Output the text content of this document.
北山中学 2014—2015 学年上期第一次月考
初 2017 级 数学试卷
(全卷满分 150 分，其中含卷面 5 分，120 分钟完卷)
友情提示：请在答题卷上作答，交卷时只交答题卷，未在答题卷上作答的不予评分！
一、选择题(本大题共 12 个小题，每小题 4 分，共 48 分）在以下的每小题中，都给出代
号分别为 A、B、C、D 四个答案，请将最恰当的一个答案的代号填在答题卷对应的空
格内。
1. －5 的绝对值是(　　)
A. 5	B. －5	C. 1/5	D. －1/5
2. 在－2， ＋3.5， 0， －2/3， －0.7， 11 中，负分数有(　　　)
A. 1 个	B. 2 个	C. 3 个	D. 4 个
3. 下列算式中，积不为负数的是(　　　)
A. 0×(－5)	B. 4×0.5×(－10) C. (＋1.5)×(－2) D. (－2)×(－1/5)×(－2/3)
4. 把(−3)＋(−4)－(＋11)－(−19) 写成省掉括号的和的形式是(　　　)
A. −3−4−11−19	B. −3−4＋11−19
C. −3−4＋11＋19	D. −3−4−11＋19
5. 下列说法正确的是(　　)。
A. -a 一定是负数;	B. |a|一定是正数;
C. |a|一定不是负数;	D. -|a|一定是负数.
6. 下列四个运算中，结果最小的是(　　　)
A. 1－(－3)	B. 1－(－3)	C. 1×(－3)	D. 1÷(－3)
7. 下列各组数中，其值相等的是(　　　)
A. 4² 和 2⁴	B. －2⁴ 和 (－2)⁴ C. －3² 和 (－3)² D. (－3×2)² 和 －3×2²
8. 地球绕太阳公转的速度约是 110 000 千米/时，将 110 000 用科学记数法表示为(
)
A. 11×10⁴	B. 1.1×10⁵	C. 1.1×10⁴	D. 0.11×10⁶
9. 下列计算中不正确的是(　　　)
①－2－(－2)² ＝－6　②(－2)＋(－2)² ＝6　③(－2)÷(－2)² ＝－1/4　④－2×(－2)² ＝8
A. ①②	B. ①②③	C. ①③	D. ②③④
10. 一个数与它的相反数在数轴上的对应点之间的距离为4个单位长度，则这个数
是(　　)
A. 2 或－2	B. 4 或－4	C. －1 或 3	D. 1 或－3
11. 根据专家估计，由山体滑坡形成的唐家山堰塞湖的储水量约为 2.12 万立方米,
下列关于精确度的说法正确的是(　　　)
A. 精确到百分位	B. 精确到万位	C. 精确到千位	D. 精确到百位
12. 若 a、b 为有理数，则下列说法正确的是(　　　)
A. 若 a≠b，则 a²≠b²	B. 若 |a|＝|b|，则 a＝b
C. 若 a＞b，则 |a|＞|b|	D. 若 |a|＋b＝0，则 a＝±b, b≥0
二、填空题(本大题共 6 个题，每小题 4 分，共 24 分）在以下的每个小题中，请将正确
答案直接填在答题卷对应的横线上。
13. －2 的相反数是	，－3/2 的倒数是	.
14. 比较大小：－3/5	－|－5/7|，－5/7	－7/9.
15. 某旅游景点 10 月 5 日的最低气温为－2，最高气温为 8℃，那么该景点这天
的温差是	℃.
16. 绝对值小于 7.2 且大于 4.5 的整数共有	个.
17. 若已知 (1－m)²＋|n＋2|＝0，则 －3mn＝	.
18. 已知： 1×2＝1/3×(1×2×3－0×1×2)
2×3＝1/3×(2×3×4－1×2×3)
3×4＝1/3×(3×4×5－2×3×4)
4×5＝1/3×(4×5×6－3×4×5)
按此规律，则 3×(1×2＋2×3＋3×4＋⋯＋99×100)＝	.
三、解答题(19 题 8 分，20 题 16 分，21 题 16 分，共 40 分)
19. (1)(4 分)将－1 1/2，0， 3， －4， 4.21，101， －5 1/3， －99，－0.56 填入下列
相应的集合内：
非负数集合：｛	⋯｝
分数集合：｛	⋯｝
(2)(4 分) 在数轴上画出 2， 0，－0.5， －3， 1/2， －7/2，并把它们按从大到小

· · · · · · ·

*Task directions:*
Find every line in the records above that holds the word "本大题共", and copy each one.

*Task result:*
一、选择题(本大题共 12 个小题，每小题 4 分，共 48 分）在以下的每小题中，都给出代
二、填空题(本大题共 6 个题，每小题 4 分，共 24 分）在以下的每个小题中，请将正确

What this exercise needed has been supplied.